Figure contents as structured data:
*-*-*

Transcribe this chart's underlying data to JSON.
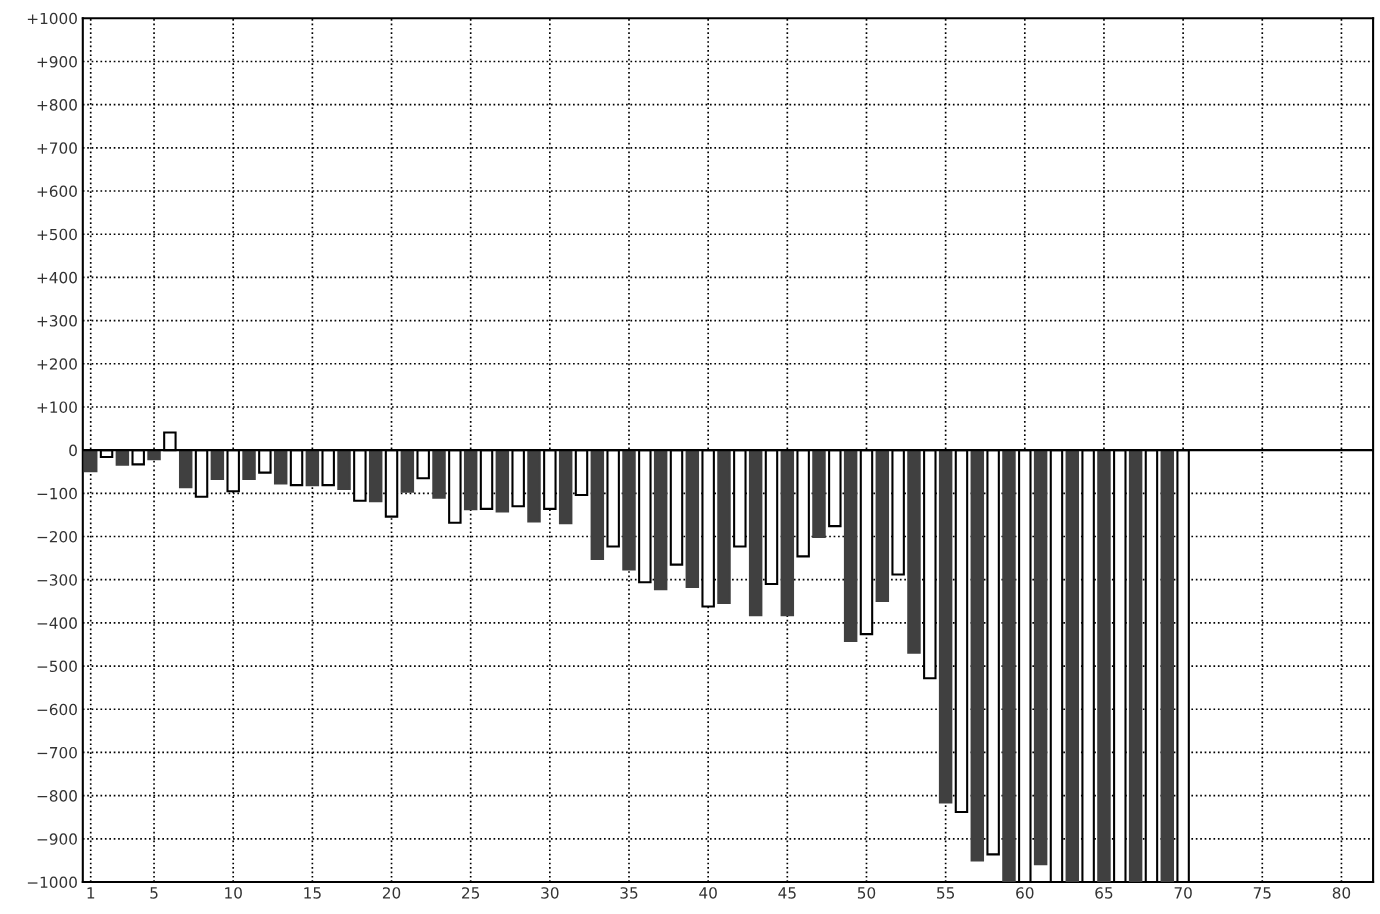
{
  "chart_data": {
    "type": "bar",
    "x": [
      1,
      2,
      3,
      4,
      5,
      6,
      7,
      8,
      9,
      10,
      11,
      12,
      13,
      14,
      15,
      16,
      17,
      18,
      19,
      20,
      21,
      22,
      23,
      24,
      25,
      26,
      27,
      28,
      29,
      30,
      31,
      32,
      33,
      34,
      35,
      36,
      37,
      38,
      39,
      40,
      41,
      42,
      43,
      44,
      45,
      46,
      47,
      48,
      49,
      50,
      51,
      52,
      53,
      54,
      55,
      56,
      57,
      58,
      59,
      60,
      61,
      62,
      63,
      64,
      65,
      66,
      67,
      68,
      69,
      70
    ],
    "values": [
      -49,
      -16,
      -34,
      -33,
      -21,
      41,
      -86,
      -108,
      -67,
      -95,
      -67,
      -52,
      -77,
      -81,
      -81,
      -81,
      -90,
      -117,
      -118,
      -154,
      -96,
      -65,
      -110,
      -168,
      -137,
      -136,
      -142,
      -130,
      -165,
      -136,
      -169,
      -104,
      -252,
      -223,
      -276,
      -306,
      -322,
      -265,
      -317,
      -362,
      -354,
      -223,
      -382,
      -310,
      -382,
      -246,
      -201,
      -176,
      -442,
      -426,
      -349,
      -288,
      -469,
      -528,
      -816,
      -838,
      -950,
      -936,
      -1000,
      -1000,
      -959,
      -1000,
      -1000,
      -1000,
      -1000,
      -1000,
      -1000,
      -1000,
      -1000,
      -1000
    ],
    "colors": [
      "#404040",
      "#ffffff",
      "#404040",
      "#ffffff",
      "#404040",
      "#ffffff",
      "#404040",
      "#ffffff",
      "#404040",
      "#ffffff",
      "#404040",
      "#ffffff",
      "#404040",
      "#ffffff",
      "#404040",
      "#ffffff",
      "#404040",
      "#ffffff",
      "#404040",
      "#ffffff",
      "#404040",
      "#ffffff",
      "#404040",
      "#ffffff",
      "#404040",
      "#ffffff",
      "#404040",
      "#ffffff",
      "#404040",
      "#ffffff",
      "#404040",
      "#ffffff",
      "#404040",
      "#ffffff",
      "#404040",
      "#ffffff",
      "#404040",
      "#ffffff",
      "#404040",
      "#ffffff",
      "#404040",
      "#ffffff",
      "#404040",
      "#ffffff",
      "#404040",
      "#ffffff",
      "#404040",
      "#ffffff",
      "#404040",
      "#ffffff",
      "#404040",
      "#ffffff",
      "#404040",
      "#ffffff",
      "#404040",
      "#ffffff",
      "#404040",
      "#ffffff",
      "#404040",
      "#ffffff",
      "#404040",
      "#ffffff",
      "#404040",
      "#ffffff",
      "#404040",
      "#ffffff",
      "#404040",
      "#ffffff",
      "#404040",
      "#ffffff"
    ],
    "xlim": [
      0.5,
      82
    ],
    "xticks": [
      1,
      5,
      10,
      15,
      20,
      25,
      30,
      35,
      40,
      45,
      50,
      55,
      60,
      65,
      70,
      75,
      80
    ],
    "ylim": [
      -1000,
      1000
    ],
    "yticks": [
      {
        "value": 1000,
        "label": "+1000"
      },
      {
        "value": 900,
        "label": "+900"
      },
      {
        "value": 800,
        "label": "+800"
      },
      {
        "value": 700,
        "label": "+700"
      },
      {
        "value": 600,
        "label": "+600"
      },
      {
        "value": 500,
        "label": "+500"
      },
      {
        "value": 400,
        "label": "+400"
      },
      {
        "value": 300,
        "label": "+300"
      },
      {
        "value": 200,
        "label": "+200"
      },
      {
        "value": 100,
        "label": "+100"
      },
      0,
      {
        "value": -100,
        "label": "−100"
      },
      {
        "value": -200,
        "label": "−200"
      },
      {
        "value": -300,
        "label": "−300"
      },
      {
        "value": -400,
        "label": "−400"
      },
      {
        "value": -500,
        "label": "−500"
      },
      {
        "value": -600,
        "label": "−600"
      },
      {
        "value": -700,
        "label": "−700"
      },
      {
        "value": -800,
        "label": "−800"
      },
      {
        "value": -900,
        "label": "−900"
      },
      {
        "value": -1000,
        "label": "−1000"
      }
    ],
    "ref_lines": [
      {
        "axis": "y",
        "value": 0,
        "color": "#000000",
        "line_style": "solid"
      }
    ],
    "grid": true
  }
}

*-*-*

Without including any pictures, output all the entries above exactly.

* _WRITTEN ANSWER_
Transcribe this chart's underlying data to JSON.
{
  "chart_data": {
    "type": "bar",
    "x": [
      1,
      2,
      3,
      4,
      5,
      6,
      7,
      8,
      9,
      10,
      11,
      12,
      13,
      14,
      15,
      16,
      17,
      18,
      19,
      20,
      21,
      22,
      23,
      24,
      25,
      26,
      27,
      28,
      29,
      30,
      31,
      32,
      33,
      34,
      35,
      36,
      37,
      38,
      39,
      40,
      41,
      42,
      43,
      44,
      45,
      46,
      47,
      48,
      49,
      50,
      51,
      52,
      53,
      54,
      55,
      56,
      57,
      58,
      59,
      60,
      61,
      62,
      63,
      64,
      65,
      66,
      67,
      68,
      69,
      70
    ],
    "values": [
      -49,
      -16,
      -34,
      -33,
      -21,
      41,
      -86,
      -108,
      -67,
      -95,
      -67,
      -52,
      -77,
      -81,
      -81,
      -81,
      -90,
      -117,
      -118,
      -154,
      -96,
      -65,
      -110,
      -168,
      -137,
      -136,
      -142,
      -130,
      -165,
      -136,
      -169,
      -104,
      -252,
      -223,
      -276,
      -306,
      -322,
      -265,
      -317,
      -362,
      -354,
      -223,
      -382,
      -310,
      -382,
      -246,
      -201,
      -176,
      -442,
      -426,
      -349,
      -288,
      -469,
      -528,
      -816,
      -838,
      -950,
      -936,
      -1000,
      -1000,
      -959,
      -1000,
      -1000,
      -1000,
      -1000,
      -1000,
      -1000,
      -1000,
      -1000,
      -1000
    ],
    "colors": [
      "#404040",
      "#ffffff",
      "#404040",
      "#ffffff",
      "#404040",
      "#ffffff",
      "#404040",
      "#ffffff",
      "#404040",
      "#ffffff",
      "#404040",
      "#ffffff",
      "#404040",
      "#ffffff",
      "#404040",
      "#ffffff",
      "#404040",
      "#ffffff",
      "#404040",
      "#ffffff",
      "#404040",
      "#ffffff",
      "#404040",
      "#ffffff",
      "#404040",
      "#ffffff",
      "#404040",
      "#ffffff",
      "#404040",
      "#ffffff",
      "#404040",
      "#ffffff",
      "#404040",
      "#ffffff",
      "#404040",
      "#ffffff",
      "#404040",
      "#ffffff",
      "#404040",
      "#ffffff",
      "#404040",
      "#ffffff",
      "#404040",
      "#ffffff",
      "#404040",
      "#ffffff",
      "#404040",
      "#ffffff",
      "#404040",
      "#ffffff",
      "#404040",
      "#ffffff",
      "#404040",
      "#ffffff",
      "#404040",
      "#ffffff",
      "#404040",
      "#ffffff",
      "#404040",
      "#ffffff",
      "#404040",
      "#ffffff",
      "#404040",
      "#ffffff",
      "#404040",
      "#ffffff",
      "#404040",
      "#ffffff",
      "#404040",
      "#ffffff"
    ],
    "xlim": [
      0.5,
      82
    ],
    "xticks": [
      1,
      5,
      10,
      15,
      20,
      25,
      30,
      35,
      40,
      45,
      50,
      55,
      60,
      65,
      70,
      75,
      80
    ],
    "ylim": [
      -1000,
      1000
    ],
    "yticks": [
      {
        "value": 1000,
        "label": "+1000"
      },
      {
        "value": 900,
        "label": "+900"
      },
      {
        "value": 800,
        "label": "+800"
      },
      {
        "value": 700,
        "label": "+700"
      },
      {
        "value": 600,
        "label": "+600"
      },
      {
        "value": 500,
        "label": "+500"
      },
      {
        "value": 400,
        "label": "+400"
      },
      {
        "value": 300,
        "label": "+300"
      },
      {
        "value": 200,
        "label": "+200"
      },
      {
        "value": 100,
        "label": "+100"
      },
      0,
      {
        "value": -100,
        "label": "−100"
      },
      {
        "value": -200,
        "label": "−200"
      },
      {
        "value": -300,
        "label": "−300"
      },
      {
        "value": -400,
        "label": "−400"
      },
      {
        "value": -500,
        "label": "−500"
      },
      {
        "value": -600,
        "label": "−600"
      },
      {
        "value": -700,
        "label": "−700"
      },
      {
        "value": -800,
        "label": "−800"
      },
      {
        "value": -900,
        "label": "−900"
      },
      {
        "value": -1000,
        "label": "−1000"
      }
    ],
    "ref_lines": [
      {
        "axis": "y",
        "value": 0,
        "color": "#000000",
        "line_style": "solid"
      }
    ],
    "grid": true
  }
}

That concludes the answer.